(What to do)
Repeat all of the records below word for word, keeping every line unchanged.

(Task data)

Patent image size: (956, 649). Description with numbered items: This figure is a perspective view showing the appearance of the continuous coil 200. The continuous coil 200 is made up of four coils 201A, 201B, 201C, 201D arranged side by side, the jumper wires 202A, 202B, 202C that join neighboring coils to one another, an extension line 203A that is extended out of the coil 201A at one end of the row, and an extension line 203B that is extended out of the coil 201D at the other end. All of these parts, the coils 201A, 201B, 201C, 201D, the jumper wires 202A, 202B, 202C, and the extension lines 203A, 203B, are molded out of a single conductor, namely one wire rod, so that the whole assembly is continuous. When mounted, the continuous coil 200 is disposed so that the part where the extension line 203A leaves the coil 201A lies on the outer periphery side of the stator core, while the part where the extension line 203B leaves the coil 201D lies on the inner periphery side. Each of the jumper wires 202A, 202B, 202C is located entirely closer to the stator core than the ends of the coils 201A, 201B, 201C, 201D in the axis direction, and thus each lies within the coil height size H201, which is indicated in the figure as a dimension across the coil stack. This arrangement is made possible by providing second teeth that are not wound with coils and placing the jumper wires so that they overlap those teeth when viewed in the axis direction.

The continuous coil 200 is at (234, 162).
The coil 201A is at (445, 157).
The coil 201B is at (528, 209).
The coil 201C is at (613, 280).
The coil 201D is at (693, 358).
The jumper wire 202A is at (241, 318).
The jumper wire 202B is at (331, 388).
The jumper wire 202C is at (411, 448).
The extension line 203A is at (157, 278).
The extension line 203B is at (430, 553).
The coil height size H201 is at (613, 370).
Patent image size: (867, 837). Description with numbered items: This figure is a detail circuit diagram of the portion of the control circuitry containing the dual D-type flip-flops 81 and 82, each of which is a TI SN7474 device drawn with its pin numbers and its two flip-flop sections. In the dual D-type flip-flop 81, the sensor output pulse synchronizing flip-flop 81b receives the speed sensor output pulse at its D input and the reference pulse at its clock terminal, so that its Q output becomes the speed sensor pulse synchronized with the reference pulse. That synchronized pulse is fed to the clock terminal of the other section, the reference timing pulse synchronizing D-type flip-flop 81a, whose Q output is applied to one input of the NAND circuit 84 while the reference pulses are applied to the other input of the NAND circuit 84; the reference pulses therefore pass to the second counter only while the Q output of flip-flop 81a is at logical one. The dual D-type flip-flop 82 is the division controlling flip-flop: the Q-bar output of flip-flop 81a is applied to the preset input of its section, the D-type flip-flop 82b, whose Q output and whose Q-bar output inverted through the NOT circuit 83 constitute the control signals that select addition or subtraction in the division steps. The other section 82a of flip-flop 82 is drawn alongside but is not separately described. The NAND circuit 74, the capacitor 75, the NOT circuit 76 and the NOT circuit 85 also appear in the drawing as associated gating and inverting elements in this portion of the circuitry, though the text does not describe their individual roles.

(Output for this task)
Patent image size: (956, 649). Description with numbered items: This figure is a perspective view showing the appearance of the continuous coil 200. The continuous coil 200 is made up of four coils 201A, 201B, 201C, 201D arranged side by side, the jumper wires 202A, 202B, 202C that join neighboring coils to one another, an extension line 203A that is extended out of the coil 201A at one end of the row, and an extension line 203B that is extended out of the coil 201D at the other end. All of these parts, the coils 201A, 201B, 201C, 201D, the jumper wires 202A, 202B, 202C, and the extension lines 203A, 203B, are molded out of a single conductor, namely one wire rod, so that the whole assembly is continuous. When mounted, the continuous coil 200 is disposed so that the part where the extension line 203A leaves the coil 201A lies on the outer periphery side of the stator core, while the part where the extension line 203B leaves the coil 201D lies on the inner periphery side. Each of the jumper wires 202A, 202B, 202C is located entirely closer to the stator core than the ends of the coils 201A, 201B, 201C, 201D in the axis direction, and thus each lies within the coil height size H201, which is indicated in the figure as a dimension across the coil stack. This arrangement is made possible by providing second teeth that are not wound with coils and placing the jumper wires so that they overlap those teeth when viewed in the axis direction.

The continuous coil 200 is at (234, 162).
The coil 201A is at (445, 157).
The coil 201B is at (528, 209).
The coil 201C is at (613, 280).
The coil 201D is at (693, 358).
The jumper wire 202A is at (241, 318).
The jumper wire 202B is at (331, 388).
The jumper wire 202C is at (411, 448).
The extension line 203A is at (157, 278).
The extension line 203B is at (430, 553).
The coil height size H201 is at (613, 370).
Patent image size: (867, 837). Description with numbered items: This figure is a detail circuit diagram of the portion of the control circuitry containing the dual D-type flip-flops 81 and 82, each of which is a TI SN7474 device drawn with its pin numbers and its two flip-flop sections. In the dual D-type flip-flop 81, the sensor output pulse synchronizing flip-flop 81b receives the speed sensor output pulse at its D input and the reference pulse at its clock terminal, so that its Q output becomes the speed sensor pulse synchronized with the reference pulse. That synchronized pulse is fed to the clock terminal of the other section, the reference timing pulse synchronizing D-type flip-flop 81a, whose Q output is applied to one input of the NAND circuit 84 while the reference pulses are applied to the other input of the NAND circuit 84; the reference pulses therefore pass to the second counter only while the Q output of flip-flop 81a is at logical one. The dual D-type flip-flop 82 is the division controlling flip-flop: the Q-bar output of flip-flop 81a is applied to the preset input of its section, the D-type flip-flop 82b, whose Q output and whose Q-bar output inverted through the NOT circuit 83 constitute the control signals that select addition or subtraction in the division steps. The other section 82a of flip-flop 82 is drawn alongside but is not separately described. The NAND circuit 74, the capacitor 75, the NOT circuit 76 and the NOT circuit 85 also appear in the drawing as associated gating and inverting elements in this portion of the circuitry, though the text does not describe their individual roles.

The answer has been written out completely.